Search the entries below. Return every line that has "subject" in it.

- **PROVIDED DATA**:
○ ○ ○ ○ ○ ○ ○

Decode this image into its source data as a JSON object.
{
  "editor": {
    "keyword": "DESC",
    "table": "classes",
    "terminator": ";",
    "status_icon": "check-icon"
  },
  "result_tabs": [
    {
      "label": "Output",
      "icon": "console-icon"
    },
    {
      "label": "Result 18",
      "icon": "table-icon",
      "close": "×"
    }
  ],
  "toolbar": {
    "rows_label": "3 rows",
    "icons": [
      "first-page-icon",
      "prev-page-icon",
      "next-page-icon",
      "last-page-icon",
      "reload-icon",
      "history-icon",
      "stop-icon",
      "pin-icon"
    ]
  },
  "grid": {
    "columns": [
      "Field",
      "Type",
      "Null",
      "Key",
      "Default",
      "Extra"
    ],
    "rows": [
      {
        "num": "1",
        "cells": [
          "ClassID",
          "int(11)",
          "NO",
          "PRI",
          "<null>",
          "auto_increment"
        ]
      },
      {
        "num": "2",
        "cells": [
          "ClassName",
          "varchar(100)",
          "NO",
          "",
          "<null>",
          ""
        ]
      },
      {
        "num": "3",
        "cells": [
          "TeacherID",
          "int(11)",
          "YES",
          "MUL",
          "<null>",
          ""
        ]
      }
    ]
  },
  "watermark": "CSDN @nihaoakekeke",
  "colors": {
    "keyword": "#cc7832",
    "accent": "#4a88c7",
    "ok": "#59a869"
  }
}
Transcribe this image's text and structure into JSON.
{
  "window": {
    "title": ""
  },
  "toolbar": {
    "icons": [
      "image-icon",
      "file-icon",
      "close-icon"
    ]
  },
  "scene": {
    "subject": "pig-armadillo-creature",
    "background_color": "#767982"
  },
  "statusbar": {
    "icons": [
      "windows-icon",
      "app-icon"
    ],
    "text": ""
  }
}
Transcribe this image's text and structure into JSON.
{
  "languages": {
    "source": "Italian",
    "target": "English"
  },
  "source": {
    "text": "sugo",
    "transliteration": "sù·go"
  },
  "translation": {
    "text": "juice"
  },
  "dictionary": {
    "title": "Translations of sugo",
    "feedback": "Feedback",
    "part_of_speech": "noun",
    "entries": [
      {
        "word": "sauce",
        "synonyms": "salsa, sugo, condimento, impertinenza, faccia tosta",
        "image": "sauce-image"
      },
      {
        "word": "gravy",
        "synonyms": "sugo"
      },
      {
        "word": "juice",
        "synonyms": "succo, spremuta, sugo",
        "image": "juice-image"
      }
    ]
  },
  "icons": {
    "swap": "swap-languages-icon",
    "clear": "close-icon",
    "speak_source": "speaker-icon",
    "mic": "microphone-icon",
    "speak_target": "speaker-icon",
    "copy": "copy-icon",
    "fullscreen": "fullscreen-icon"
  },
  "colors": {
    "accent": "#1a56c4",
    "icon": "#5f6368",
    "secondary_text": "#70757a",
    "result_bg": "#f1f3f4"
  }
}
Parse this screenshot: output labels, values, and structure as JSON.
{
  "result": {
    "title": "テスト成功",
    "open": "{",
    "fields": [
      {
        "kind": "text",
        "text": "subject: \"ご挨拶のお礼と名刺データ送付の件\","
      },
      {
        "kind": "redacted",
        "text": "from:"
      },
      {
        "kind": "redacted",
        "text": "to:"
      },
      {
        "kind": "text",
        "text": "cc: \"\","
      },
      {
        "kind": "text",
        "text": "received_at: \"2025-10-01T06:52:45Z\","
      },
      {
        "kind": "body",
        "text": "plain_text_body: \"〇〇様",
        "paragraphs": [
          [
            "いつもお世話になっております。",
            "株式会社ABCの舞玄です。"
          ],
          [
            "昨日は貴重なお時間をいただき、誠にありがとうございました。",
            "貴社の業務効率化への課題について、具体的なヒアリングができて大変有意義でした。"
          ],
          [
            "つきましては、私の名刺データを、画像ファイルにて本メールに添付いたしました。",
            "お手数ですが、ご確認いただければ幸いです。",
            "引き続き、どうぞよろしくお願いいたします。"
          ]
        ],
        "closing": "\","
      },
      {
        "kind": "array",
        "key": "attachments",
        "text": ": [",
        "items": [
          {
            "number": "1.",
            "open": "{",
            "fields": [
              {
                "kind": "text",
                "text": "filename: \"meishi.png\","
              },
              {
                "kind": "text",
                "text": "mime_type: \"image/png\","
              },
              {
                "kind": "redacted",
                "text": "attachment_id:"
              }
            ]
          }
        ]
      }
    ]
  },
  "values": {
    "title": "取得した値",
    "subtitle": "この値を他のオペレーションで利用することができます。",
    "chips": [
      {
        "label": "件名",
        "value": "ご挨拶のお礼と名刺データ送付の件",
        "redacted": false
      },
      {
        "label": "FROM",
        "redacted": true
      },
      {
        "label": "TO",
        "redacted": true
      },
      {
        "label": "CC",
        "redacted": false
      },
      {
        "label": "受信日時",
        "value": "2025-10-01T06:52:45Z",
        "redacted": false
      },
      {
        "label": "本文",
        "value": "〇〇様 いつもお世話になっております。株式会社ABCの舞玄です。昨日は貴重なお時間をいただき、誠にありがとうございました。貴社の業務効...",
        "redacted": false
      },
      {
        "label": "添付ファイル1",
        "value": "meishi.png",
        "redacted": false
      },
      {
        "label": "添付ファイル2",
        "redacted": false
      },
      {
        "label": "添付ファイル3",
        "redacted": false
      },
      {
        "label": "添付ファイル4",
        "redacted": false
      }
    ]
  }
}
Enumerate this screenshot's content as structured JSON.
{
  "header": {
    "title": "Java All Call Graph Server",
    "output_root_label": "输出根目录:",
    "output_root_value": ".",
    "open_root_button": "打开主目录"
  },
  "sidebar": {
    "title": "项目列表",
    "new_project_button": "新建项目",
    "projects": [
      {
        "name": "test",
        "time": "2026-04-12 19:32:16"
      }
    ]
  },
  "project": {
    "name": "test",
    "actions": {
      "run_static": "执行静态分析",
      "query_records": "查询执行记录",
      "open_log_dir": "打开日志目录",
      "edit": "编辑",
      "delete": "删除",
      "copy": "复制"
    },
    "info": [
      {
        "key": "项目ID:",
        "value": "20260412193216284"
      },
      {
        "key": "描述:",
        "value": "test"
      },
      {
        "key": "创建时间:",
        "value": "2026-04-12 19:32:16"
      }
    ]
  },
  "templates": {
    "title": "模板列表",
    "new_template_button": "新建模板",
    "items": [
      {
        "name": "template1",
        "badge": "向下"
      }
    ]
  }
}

○ ○ ○ ○ ○ ○ ○

- **SOLUTION TO THE PROBLEM**:
    "subject": "pig-armadillo-creature",
        "text": "subject: \"ご挨拶のお礼と名刺データ送付の件\","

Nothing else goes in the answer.